What the task requires: Copy each line of the listing below exactly.

** start Material shown **

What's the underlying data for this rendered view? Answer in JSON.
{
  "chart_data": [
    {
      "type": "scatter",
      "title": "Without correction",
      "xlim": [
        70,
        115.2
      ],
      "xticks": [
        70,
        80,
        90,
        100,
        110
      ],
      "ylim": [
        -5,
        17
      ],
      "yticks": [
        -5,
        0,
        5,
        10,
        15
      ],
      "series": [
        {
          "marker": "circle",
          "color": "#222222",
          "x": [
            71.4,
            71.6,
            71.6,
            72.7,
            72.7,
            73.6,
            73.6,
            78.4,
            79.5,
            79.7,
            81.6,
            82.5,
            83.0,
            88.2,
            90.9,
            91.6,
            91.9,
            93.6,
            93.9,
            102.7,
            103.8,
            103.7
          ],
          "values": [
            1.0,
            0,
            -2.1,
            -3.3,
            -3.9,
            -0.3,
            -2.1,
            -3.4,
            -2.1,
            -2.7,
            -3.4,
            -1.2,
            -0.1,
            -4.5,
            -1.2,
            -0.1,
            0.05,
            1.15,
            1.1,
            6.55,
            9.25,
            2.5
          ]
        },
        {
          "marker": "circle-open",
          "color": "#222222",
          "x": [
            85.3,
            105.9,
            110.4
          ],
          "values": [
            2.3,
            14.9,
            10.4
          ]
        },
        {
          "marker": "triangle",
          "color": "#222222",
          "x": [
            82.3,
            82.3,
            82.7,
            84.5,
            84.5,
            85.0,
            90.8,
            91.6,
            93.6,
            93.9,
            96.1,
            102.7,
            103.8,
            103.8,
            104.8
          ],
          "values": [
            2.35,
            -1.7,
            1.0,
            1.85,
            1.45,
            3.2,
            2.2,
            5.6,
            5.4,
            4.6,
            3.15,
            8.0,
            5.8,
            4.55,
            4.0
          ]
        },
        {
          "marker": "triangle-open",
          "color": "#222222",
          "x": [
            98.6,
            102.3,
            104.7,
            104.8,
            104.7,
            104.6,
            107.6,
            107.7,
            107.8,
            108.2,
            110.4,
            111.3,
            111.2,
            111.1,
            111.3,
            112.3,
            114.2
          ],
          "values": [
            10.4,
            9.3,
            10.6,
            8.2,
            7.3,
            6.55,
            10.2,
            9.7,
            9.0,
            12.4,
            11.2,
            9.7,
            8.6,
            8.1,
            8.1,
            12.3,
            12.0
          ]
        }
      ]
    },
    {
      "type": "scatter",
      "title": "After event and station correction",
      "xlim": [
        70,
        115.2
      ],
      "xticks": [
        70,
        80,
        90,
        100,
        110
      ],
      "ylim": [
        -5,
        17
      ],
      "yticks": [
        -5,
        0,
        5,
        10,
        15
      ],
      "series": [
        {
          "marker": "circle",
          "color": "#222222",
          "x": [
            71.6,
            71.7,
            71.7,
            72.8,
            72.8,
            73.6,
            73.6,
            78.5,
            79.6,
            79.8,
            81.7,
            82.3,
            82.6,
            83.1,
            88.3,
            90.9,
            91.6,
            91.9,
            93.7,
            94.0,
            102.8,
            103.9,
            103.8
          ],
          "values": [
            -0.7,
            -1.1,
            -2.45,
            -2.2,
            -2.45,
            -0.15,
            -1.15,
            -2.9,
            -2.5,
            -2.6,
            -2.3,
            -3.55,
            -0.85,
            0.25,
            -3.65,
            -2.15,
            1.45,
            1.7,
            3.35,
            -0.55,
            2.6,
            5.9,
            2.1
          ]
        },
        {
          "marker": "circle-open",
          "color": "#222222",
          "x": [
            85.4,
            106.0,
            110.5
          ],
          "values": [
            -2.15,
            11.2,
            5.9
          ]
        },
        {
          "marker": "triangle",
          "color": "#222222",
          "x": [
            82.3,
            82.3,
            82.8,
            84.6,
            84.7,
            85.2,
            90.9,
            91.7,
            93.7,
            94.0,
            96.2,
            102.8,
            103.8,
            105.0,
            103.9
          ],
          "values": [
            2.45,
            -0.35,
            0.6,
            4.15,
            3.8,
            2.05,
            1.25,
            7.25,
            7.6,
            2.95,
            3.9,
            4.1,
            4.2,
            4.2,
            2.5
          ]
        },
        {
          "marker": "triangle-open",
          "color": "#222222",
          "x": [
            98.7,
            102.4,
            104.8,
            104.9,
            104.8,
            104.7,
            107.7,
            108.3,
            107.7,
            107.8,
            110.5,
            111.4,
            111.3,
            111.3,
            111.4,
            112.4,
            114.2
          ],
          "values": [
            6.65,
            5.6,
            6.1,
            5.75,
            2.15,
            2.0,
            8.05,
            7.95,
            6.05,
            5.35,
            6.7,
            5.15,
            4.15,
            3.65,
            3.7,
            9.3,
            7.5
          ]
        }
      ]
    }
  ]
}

** end Material shown **

Correct response:
What's the underlying data for this rendered view? Answer in JSON.
{
  "chart_data": [
    {
      "type": "scatter",
      "title": "Without correction",
      "xlim": [
        70,
        115.2
      ],
      "xticks": [
        70,
        80,
        90,
        100,
        110
      ],
      "ylim": [
        -5,
        17
      ],
      "yticks": [
        -5,
        0,
        5,
        10,
        15
      ],
      "series": [
        {
          "marker": "circle",
          "color": "#222222",
          "x": [
            71.4,
            71.6,
            71.6,
            72.7,
            72.7,
            73.6,
            73.6,
            78.4,
            79.5,
            79.7,
            81.6,
            82.5,
            83.0,
            88.2,
            90.9,
            91.6,
            91.9,
            93.6,
            93.9,
            102.7,
            103.8,
            103.7
          ],
          "values": [
            1.0,
            0,
            -2.1,
            -3.3,
            -3.9,
            -0.3,
            -2.1,
            -3.4,
            -2.1,
            -2.7,
            -3.4,
            -1.2,
            -0.1,
            -4.5,
            -1.2,
            -0.1,
            0.05,
            1.15,
            1.1,
            6.55,
            9.25,
            2.5
          ]
        },
        {
          "marker": "circle-open",
          "color": "#222222",
          "x": [
            85.3,
            105.9,
            110.4
          ],
          "values": [
            2.3,
            14.9,
            10.4
          ]
        },
        {
          "marker": "triangle",
          "color": "#222222",
          "x": [
            82.3,
            82.3,
            82.7,
            84.5,
            84.5,
            85.0,
            90.8,
            91.6,
            93.6,
            93.9,
            96.1,
            102.7,
            103.8,
            103.8,
            104.8
          ],
          "values": [
            2.35,
            -1.7,
            1.0,
            1.85,
            1.45,
            3.2,
            2.2,
            5.6,
            5.4,
            4.6,
            3.15,
            8.0,
            5.8,
            4.55,
            4.0
          ]
        },
        {
          "marker": "triangle-open",
          "color": "#222222",
          "x": [
            98.6,
            102.3,
            104.7,
            104.8,
            104.7,
            104.6,
            107.6,
            107.7,
            107.8,
            108.2,
            110.4,
            111.3,
            111.2,
            111.1,
            111.3,
            112.3,
            114.2
          ],
          "values": [
            10.4,
            9.3,
            10.6,
            8.2,
            7.3,
            6.55,
            10.2,
            9.7,
            9.0,
            12.4,
            11.2,
            9.7,
            8.6,
            8.1,
            8.1,
            12.3,
            12.0
          ]
        }
      ]
    },
    {
      "type": "scatter",
      "title": "After event and station correction",
      "xlim": [
        70,
        115.2
      ],
      "xticks": [
        70,
        80,
        90,
        100,
        110
      ],
      "ylim": [
        -5,
        17
      ],
      "yticks": [
        -5,
        0,
        5,
        10,
        15
      ],
      "series": [
        {
          "marker": "circle",
          "color": "#222222",
          "x": [
            71.6,
            71.7,
            71.7,
            72.8,
            72.8,
            73.6,
            73.6,
            78.5,
            79.6,
            79.8,
            81.7,
            82.3,
            82.6,
            83.1,
            88.3,
            90.9,
            91.6,
            91.9,
            93.7,
            94.0,
            102.8,
            103.9,
            103.8
          ],
          "values": [
            -0.7,
            -1.1,
            -2.45,
            -2.2,
            -2.45,
            -0.15,
            -1.15,
            -2.9,
            -2.5,
            -2.6,
            -2.3,
            -3.55,
            -0.85,
            0.25,
            -3.65,
            -2.15,
            1.45,
            1.7,
            3.35,
            -0.55,
            2.6,
            5.9,
            2.1
          ]
        },
        {
          "marker": "circle-open",
          "color": "#222222",
          "x": [
            85.4,
            106.0,
            110.5
          ],
          "values": [
            -2.15,
            11.2,
            5.9
          ]
        },
        {
          "marker": "triangle",
          "color": "#222222",
          "x": [
            82.3,
            82.3,
            82.8,
            84.6,
            84.7,
            85.2,
            90.9,
            91.7,
            93.7,
            94.0,
            96.2,
            102.8,
            103.8,
            105.0,
            103.9
          ],
          "values": [
            2.45,
            -0.35,
            0.6,
            4.15,
            3.8,
            2.05,
            1.25,
            7.25,
            7.6,
            2.95,
            3.9,
            4.1,
            4.2,
            4.2,
            2.5
          ]
        },
        {
          "marker": "triangle-open",
          "color": "#222222",
          "x": [
            98.7,
            102.4,
            104.8,
            104.9,
            104.8,
            104.7,
            107.7,
            108.3,
            107.7,
            107.8,
            110.5,
            111.4,
            111.3,
            111.3,
            111.4,
            112.4,
            114.2
          ],
          "values": [
            6.65,
            5.6,
            6.1,
            5.75,
            2.15,
            2.0,
            8.05,
            7.95,
            6.05,
            5.35,
            6.7,
            5.15,
            4.15,
            3.65,
            3.7,
            9.3,
            7.5
          ]
        }
      ]
    }
  ]
}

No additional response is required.